▶ **Written request**
All records should be reproduced verbatim.

(Part of a data file)
START
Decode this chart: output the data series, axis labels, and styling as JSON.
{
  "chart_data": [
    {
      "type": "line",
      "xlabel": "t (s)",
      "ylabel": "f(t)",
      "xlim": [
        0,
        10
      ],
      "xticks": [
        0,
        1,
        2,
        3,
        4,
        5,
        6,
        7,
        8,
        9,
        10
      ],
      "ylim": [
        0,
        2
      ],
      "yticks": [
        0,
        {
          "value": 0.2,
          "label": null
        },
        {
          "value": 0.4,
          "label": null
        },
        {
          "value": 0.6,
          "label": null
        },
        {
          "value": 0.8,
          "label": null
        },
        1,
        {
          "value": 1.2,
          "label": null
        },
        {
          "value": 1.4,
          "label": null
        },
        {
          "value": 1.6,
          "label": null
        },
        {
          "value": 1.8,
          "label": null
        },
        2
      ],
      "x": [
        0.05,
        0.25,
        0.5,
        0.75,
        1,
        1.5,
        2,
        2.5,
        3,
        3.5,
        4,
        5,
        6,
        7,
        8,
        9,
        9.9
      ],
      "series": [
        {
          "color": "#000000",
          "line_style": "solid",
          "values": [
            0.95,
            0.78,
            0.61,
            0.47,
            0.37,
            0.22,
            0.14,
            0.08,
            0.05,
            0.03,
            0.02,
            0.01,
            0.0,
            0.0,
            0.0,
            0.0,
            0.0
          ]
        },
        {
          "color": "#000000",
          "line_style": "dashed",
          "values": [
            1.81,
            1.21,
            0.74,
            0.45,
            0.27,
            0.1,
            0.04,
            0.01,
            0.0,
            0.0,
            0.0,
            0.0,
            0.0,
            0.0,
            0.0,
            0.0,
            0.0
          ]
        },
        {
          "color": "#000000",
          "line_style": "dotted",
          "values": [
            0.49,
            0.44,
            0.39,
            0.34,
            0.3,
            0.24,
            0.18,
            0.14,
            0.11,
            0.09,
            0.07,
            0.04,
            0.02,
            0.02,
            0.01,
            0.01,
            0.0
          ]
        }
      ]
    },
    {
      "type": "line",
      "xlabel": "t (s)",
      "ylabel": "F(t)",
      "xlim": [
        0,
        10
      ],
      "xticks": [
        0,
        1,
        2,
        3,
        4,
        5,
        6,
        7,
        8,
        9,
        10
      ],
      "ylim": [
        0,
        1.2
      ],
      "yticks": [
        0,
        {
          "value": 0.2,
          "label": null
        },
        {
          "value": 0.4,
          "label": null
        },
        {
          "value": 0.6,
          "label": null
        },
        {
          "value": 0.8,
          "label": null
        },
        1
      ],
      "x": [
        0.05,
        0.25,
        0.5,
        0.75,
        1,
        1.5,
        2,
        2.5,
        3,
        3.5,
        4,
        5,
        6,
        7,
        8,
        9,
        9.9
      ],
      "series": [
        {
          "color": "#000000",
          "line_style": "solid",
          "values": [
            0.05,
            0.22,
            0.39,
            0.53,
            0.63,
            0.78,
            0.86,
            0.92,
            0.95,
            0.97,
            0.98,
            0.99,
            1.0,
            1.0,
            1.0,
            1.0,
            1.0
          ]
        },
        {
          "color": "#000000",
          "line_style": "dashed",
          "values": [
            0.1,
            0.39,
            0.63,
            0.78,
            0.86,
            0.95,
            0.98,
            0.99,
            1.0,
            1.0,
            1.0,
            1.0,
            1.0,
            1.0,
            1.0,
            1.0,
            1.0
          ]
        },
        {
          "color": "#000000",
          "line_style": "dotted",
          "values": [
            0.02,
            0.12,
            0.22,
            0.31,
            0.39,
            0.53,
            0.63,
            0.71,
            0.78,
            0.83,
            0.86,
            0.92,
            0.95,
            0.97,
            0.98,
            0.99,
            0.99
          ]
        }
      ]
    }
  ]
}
END
▶ **Response below**
Decode this chart: output the data series, axis labels, and styling as JSON.
{
  "chart_data": [
    {
      "type": "line",
      "xlabel": "t (s)",
      "ylabel": "f(t)",
      "xlim": [
        0,
        10
      ],
      "xticks": [
        0,
        1,
        2,
        3,
        4,
        5,
        6,
        7,
        8,
        9,
        10
      ],
      "ylim": [
        0,
        2
      ],
      "yticks": [
        0,
        {
          "value": 0.2,
          "label": null
        },
        {
          "value": 0.4,
          "label": null
        },
        {
          "value": 0.6,
          "label": null
        },
        {
          "value": 0.8,
          "label": null
        },
        1,
        {
          "value": 1.2,
          "label": null
        },
        {
          "value": 1.4,
          "label": null
        },
        {
          "value": 1.6,
          "label": null
        },
        {
          "value": 1.8,
          "label": null
        },
        2
      ],
      "x": [
        0.05,
        0.25,
        0.5,
        0.75,
        1,
        1.5,
        2,
        2.5,
        3,
        3.5,
        4,
        5,
        6,
        7,
        8,
        9,
        9.9
      ],
      "series": [
        {
          "color": "#000000",
          "line_style": "solid",
          "values": [
            0.95,
            0.78,
            0.61,
            0.47,
            0.37,
            0.22,
            0.14,
            0.08,
            0.05,
            0.03,
            0.02,
            0.01,
            0.0,
            0.0,
            0.0,
            0.0,
            0.0
          ]
        },
        {
          "color": "#000000",
          "line_style": "dashed",
          "values": [
            1.81,
            1.21,
            0.74,
            0.45,
            0.27,
            0.1,
            0.04,
            0.01,
            0.0,
            0.0,
            0.0,
            0.0,
            0.0,
            0.0,
            0.0,
            0.0,
            0.0
          ]
        },
        {
          "color": "#000000",
          "line_style": "dotted",
          "values": [
            0.49,
            0.44,
            0.39,
            0.34,
            0.3,
            0.24,
            0.18,
            0.14,
            0.11,
            0.09,
            0.07,
            0.04,
            0.02,
            0.02,
            0.01,
            0.01,
            0.0
          ]
        }
      ]
    },
    {
      "type": "line",
      "xlabel": "t (s)",
      "ylabel": "F(t)",
      "xlim": [
        0,
        10
      ],
      "xticks": [
        0,
        1,
        2,
        3,
        4,
        5,
        6,
        7,
        8,
        9,
        10
      ],
      "ylim": [
        0,
        1.2
      ],
      "yticks": [
        0,
        {
          "value": 0.2,
          "label": null
        },
        {
          "value": 0.4,
          "label": null
        },
        {
          "value": 0.6,
          "label": null
        },
        {
          "value": 0.8,
          "label": null
        },
        1
      ],
      "x": [
        0.05,
        0.25,
        0.5,
        0.75,
        1,
        1.5,
        2,
        2.5,
        3,
        3.5,
        4,
        5,
        6,
        7,
        8,
        9,
        9.9
      ],
      "series": [
        {
          "color": "#000000",
          "line_style": "solid",
          "values": [
            0.05,
            0.22,
            0.39,
            0.53,
            0.63,
            0.78,
            0.86,
            0.92,
            0.95,
            0.97,
            0.98,
            0.99,
            1.0,
            1.0,
            1.0,
            1.0,
            1.0
          ]
        },
        {
          "color": "#000000",
          "line_style": "dashed",
          "values": [
            0.1,
            0.39,
            0.63,
            0.78,
            0.86,
            0.95,
            0.98,
            0.99,
            1.0,
            1.0,
            1.0,
            1.0,
            1.0,
            1.0,
            1.0,
            1.0,
            1.0
          ]
        },
        {
          "color": "#000000",
          "line_style": "dotted",
          "values": [
            0.02,
            0.12,
            0.22,
            0.31,
            0.39,
            0.53,
            0.63,
            0.71,
            0.78,
            0.83,
            0.86,
            0.92,
            0.95,
            0.97,
            0.98,
            0.99,
            0.99
          ]
        }
      ]
    }
  ]
}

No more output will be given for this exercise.